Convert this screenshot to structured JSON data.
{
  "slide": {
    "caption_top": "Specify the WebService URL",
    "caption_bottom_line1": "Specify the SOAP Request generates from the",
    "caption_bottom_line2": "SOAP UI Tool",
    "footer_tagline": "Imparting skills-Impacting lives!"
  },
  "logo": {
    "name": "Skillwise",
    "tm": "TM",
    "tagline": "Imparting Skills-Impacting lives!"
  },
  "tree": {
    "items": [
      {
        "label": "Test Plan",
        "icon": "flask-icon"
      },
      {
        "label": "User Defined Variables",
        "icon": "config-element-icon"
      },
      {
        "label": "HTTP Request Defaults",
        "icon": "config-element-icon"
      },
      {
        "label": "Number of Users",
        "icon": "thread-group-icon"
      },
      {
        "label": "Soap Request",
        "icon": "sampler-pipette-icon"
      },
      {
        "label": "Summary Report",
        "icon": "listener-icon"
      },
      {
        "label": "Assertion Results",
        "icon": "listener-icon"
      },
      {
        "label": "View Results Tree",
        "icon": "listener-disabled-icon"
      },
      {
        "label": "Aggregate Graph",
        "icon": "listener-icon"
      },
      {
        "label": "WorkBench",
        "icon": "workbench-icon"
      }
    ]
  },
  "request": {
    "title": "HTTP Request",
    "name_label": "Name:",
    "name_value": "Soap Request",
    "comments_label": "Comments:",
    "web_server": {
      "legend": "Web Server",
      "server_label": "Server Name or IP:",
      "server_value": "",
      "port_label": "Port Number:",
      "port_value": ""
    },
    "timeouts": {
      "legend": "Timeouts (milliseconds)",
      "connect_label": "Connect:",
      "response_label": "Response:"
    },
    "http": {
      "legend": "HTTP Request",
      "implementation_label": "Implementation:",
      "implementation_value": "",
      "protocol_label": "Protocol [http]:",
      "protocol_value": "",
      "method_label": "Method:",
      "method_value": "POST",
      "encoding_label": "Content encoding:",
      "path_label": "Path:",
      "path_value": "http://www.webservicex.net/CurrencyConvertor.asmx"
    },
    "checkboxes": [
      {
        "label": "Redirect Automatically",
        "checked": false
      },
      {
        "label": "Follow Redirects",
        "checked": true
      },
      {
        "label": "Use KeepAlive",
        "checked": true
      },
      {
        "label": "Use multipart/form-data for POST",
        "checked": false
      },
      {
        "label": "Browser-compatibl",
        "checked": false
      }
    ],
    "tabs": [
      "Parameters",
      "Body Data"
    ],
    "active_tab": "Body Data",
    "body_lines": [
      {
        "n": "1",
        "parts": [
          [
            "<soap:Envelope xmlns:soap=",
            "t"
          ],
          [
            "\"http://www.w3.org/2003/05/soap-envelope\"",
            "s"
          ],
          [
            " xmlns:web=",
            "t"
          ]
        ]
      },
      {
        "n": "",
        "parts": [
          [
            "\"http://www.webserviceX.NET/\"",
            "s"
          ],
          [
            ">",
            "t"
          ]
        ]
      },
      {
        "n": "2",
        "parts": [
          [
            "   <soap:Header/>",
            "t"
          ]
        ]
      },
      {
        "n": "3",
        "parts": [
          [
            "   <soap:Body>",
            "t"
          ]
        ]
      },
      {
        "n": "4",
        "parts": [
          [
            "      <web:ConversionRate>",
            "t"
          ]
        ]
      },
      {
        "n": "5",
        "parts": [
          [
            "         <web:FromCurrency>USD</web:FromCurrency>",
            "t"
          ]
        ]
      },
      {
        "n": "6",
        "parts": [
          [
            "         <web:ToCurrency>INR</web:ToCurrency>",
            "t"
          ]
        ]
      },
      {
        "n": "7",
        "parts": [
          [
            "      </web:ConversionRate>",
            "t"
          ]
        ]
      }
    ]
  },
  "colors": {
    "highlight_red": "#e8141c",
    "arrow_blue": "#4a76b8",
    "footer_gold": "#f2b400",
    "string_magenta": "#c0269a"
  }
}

◆ ◆ ◆

* _What is expected_
Recopy the whole listing exactly.

* _Answer to the problem_
Convert this screenshot to structured JSON data.
{
  "slide": {
    "caption_top": "Specify the WebService URL",
    "caption_bottom_line1": "Specify the SOAP Request generates from the",
    "caption_bottom_line2": "SOAP UI Tool",
    "footer_tagline": "Imparting skills-Impacting lives!"
  },
  "logo": {
    "name": "Skillwise",
    "tm": "TM",
    "tagline": "Imparting Skills-Impacting lives!"
  },
  "tree": {
    "items": [
      {
        "label": "Test Plan",
        "icon": "flask-icon"
      },
      {
        "label": "User Defined Variables",
        "icon": "config-element-icon"
      },
      {
        "label": "HTTP Request Defaults",
        "icon": "config-element-icon"
      },
      {
        "label": "Number of Users",
        "icon": "thread-group-icon"
      },
      {
        "label": "Soap Request",
        "icon": "sampler-pipette-icon"
      },
      {
        "label": "Summary Report",
        "icon": "listener-icon"
      },
      {
        "label": "Assertion Results",
        "icon": "listener-icon"
      },
      {
        "label": "View Results Tree",
        "icon": "listener-disabled-icon"
      },
      {
        "label": "Aggregate Graph",
        "icon": "listener-icon"
      },
      {
        "label": "WorkBench",
        "icon": "workbench-icon"
      }
    ]
  },
  "request": {
    "title": "HTTP Request",
    "name_label": "Name:",
    "name_value": "Soap Request",
    "comments_label": "Comments:",
    "web_server": {
      "legend": "Web Server",
      "server_label": "Server Name or IP:",
      "server_value": "",
      "port_label": "Port Number:",
      "port_value": ""
    },
    "timeouts": {
      "legend": "Timeouts (milliseconds)",
      "connect_label": "Connect:",
      "response_label": "Response:"
    },
    "http": {
      "legend": "HTTP Request",
      "implementation_label": "Implementation:",
      "implementation_value": "",
      "protocol_label": "Protocol [http]:",
      "protocol_value": "",
      "method_label": "Method:",
      "method_value": "POST",
      "encoding_label": "Content encoding:",
      "path_label": "Path:",
      "path_value": "http://www.webservicex.net/CurrencyConvertor.asmx"
    },
    "checkboxes": [
      {
        "label": "Redirect Automatically",
        "checked": false
      },
      {
        "label": "Follow Redirects",
        "checked": true
      },
      {
        "label": "Use KeepAlive",
        "checked": true
      },
      {
        "label": "Use multipart/form-data for POST",
        "checked": false
      },
      {
        "label": "Browser-compatibl",
        "checked": false
      }
    ],
    "tabs": [
      "Parameters",
      "Body Data"
    ],
    "active_tab": "Body Data",
    "body_lines": [
      {
        "n": "1",
        "parts": [
          [
            "<soap:Envelope xmlns:soap=",
            "t"
          ],
          [
            "\"http://www.w3.org/2003/05/soap-envelope\"",
            "s"
          ],
          [
            " xmlns:web=",
            "t"
          ]
        ]
      },
      {
        "n": "",
        "parts": [
          [
            "\"http://www.webserviceX.NET/\"",
            "s"
          ],
          [
            ">",
            "t"
          ]
        ]
      },
      {
        "n": "2",
        "parts": [
          [
            "   <soap:Header/>",
            "t"
          ]
        ]
      },
      {
        "n": "3",
        "parts": [
          [
            "   <soap:Body>",
            "t"
          ]
        ]
      },
      {
        "n": "4",
        "parts": [
          [
            "      <web:ConversionRate>",
            "t"
          ]
        ]
      },
      {
        "n": "5",
        "parts": [
          [
            "         <web:FromCurrency>USD</web:FromCurrency>",
            "t"
          ]
        ]
      },
      {
        "n": "6",
        "parts": [
          [
            "         <web:ToCurrency>INR</web:ToCurrency>",
            "t"
          ]
        ]
      },
      {
        "n": "7",
        "parts": [
          [
            "      </web:ConversionRate>",
            "t"
          ]
        ]
      }
    ]
  },
  "colors": {
    "highlight_red": "#e8141c",
    "arrow_blue": "#4a76b8",
    "footer_gold": "#f2b400",
    "string_magenta": "#c0269a"
  }
}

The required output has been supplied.